● TASK BRIEF: Find every line in the records below that holds the word "page" and copy it.
** BEGIN **
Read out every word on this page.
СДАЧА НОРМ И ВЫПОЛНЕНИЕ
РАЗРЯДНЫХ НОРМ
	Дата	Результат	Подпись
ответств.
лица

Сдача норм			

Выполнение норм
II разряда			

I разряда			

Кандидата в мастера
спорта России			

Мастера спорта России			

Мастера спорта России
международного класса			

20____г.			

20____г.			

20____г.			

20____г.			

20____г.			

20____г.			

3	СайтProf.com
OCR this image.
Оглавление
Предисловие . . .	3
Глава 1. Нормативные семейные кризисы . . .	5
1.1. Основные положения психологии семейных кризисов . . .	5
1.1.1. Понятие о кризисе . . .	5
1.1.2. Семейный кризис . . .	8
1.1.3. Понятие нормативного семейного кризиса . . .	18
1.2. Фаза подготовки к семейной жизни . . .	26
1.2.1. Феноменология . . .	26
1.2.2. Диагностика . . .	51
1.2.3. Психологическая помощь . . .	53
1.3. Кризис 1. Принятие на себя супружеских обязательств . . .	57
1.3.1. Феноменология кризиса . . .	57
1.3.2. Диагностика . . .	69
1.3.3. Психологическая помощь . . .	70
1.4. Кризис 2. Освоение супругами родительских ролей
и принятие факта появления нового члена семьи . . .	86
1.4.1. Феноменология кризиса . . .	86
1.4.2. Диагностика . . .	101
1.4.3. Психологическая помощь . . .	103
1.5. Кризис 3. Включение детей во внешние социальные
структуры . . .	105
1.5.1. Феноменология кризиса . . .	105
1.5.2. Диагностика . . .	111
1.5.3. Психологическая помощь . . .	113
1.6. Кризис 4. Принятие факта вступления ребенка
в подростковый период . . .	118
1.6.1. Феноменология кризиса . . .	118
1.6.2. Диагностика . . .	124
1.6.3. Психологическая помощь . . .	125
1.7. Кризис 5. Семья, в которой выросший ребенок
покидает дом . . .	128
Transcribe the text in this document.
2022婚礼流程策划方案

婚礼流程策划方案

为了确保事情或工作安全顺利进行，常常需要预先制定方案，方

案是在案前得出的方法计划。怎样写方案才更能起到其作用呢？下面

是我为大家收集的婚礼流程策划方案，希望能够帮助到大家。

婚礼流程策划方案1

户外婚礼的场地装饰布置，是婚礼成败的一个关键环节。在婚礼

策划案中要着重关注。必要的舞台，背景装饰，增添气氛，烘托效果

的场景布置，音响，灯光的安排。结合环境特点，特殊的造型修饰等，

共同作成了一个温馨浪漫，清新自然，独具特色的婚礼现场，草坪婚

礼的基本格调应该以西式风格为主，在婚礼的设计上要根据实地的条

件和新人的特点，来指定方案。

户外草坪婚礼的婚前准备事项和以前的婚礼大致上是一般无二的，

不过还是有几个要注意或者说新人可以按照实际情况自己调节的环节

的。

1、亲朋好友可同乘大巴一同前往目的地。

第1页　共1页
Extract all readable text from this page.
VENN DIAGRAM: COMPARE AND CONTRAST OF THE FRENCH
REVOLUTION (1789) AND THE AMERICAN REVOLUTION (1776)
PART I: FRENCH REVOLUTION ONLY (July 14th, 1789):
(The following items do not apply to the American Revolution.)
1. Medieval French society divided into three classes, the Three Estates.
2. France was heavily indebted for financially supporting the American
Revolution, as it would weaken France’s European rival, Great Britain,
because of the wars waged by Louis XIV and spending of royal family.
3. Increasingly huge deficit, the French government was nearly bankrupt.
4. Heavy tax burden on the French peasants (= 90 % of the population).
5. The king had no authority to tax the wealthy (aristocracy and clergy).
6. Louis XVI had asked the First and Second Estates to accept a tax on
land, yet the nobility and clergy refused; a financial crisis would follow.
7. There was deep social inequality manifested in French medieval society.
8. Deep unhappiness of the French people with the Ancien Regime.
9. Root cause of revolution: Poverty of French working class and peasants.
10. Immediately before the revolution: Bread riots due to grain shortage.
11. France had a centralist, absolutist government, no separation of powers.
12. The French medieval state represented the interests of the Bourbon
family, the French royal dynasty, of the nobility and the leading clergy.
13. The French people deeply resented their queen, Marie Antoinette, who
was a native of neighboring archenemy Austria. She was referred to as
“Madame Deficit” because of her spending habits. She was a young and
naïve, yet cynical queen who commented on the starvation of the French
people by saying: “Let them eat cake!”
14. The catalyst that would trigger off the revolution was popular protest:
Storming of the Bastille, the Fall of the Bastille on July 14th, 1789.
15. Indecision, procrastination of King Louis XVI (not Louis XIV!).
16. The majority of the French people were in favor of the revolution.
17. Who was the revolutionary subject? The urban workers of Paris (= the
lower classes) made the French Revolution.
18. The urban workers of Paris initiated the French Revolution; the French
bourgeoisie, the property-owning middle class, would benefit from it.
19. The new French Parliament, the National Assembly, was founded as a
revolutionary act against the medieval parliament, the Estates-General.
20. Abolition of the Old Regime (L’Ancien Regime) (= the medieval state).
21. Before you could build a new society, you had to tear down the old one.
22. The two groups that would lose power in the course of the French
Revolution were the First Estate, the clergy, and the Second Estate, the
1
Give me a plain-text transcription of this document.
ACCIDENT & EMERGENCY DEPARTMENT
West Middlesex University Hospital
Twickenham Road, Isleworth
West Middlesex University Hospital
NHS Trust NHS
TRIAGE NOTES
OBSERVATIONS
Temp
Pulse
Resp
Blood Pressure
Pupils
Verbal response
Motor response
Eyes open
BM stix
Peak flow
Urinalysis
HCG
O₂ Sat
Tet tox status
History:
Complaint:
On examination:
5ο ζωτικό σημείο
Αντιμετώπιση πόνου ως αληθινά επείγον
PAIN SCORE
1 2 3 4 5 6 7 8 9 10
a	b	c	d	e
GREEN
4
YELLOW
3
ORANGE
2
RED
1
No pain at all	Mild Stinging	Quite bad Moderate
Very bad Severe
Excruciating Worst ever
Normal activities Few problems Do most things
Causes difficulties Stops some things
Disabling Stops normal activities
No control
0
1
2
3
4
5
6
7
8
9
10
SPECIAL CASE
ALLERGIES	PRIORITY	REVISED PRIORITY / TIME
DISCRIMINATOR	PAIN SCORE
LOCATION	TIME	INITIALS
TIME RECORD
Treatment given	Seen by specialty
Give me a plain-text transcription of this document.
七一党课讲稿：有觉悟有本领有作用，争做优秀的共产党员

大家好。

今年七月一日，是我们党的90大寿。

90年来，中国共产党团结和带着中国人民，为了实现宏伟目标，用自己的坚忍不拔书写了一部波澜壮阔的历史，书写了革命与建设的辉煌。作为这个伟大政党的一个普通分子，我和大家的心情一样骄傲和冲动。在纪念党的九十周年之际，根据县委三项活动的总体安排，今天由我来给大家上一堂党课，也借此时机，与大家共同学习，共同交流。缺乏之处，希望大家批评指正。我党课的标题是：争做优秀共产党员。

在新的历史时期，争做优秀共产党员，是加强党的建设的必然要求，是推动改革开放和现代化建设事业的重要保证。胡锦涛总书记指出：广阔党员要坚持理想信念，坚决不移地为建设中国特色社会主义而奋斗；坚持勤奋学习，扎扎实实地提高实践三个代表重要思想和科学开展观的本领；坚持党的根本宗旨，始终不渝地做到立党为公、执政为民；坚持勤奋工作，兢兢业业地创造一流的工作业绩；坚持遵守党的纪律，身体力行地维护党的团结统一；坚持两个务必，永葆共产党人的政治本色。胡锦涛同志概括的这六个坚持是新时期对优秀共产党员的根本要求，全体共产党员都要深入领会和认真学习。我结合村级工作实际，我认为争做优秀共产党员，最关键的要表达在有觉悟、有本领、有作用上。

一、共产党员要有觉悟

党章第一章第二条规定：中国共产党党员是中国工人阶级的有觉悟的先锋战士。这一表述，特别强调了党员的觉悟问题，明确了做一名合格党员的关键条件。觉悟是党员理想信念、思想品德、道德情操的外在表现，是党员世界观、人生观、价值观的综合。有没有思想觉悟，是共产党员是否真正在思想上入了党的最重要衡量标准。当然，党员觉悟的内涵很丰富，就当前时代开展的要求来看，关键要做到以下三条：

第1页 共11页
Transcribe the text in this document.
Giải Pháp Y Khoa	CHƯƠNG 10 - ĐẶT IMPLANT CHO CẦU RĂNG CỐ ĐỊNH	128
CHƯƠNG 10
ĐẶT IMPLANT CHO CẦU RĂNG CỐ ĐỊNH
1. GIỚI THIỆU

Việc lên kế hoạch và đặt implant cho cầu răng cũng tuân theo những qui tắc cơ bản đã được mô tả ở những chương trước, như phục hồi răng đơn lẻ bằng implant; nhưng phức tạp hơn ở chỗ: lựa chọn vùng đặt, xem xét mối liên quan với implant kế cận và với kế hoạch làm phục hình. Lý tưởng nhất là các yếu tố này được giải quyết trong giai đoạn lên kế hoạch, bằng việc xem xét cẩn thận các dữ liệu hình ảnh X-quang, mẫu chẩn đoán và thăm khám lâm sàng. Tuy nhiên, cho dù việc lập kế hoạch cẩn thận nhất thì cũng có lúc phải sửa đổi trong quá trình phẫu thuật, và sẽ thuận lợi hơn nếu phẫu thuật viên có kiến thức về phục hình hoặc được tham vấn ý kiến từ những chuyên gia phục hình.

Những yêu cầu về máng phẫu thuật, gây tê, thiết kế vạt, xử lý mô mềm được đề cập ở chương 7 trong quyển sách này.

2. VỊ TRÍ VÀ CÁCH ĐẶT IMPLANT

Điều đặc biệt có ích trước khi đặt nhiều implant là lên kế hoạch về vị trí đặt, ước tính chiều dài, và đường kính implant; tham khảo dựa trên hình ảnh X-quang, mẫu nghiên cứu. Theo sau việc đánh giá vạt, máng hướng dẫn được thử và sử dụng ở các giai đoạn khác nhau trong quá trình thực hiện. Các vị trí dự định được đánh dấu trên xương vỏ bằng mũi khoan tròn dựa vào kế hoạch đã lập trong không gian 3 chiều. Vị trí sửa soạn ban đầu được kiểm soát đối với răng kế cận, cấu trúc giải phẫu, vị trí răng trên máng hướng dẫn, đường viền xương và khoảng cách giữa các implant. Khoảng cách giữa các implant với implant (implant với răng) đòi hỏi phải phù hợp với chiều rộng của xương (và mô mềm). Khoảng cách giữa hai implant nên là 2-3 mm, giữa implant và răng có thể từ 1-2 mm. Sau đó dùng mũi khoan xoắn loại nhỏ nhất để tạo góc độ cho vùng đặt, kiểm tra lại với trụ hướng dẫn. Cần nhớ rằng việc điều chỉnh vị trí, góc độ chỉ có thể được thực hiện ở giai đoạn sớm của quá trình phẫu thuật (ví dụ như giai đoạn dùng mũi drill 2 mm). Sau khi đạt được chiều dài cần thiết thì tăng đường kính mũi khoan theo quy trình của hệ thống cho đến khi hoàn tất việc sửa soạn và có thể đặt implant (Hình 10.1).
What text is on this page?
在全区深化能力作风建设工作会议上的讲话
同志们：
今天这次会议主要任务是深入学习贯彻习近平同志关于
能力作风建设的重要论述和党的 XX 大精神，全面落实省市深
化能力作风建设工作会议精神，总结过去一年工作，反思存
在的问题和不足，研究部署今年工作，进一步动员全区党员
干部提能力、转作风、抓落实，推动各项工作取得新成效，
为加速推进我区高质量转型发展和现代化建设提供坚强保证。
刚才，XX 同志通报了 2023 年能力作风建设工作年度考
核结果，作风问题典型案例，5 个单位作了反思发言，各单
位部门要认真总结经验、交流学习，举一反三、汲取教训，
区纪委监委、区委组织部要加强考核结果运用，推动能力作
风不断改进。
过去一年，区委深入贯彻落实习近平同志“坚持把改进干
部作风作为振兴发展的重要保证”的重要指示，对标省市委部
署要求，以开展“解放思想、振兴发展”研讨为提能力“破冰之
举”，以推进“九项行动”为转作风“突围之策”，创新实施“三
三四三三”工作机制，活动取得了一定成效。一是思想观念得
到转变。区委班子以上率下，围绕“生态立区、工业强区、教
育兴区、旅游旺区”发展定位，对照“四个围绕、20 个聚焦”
** END **
● COMPLETE RESPONSE:
Read out every word on this page.
Extract all readable text from this page.
What text is on this page?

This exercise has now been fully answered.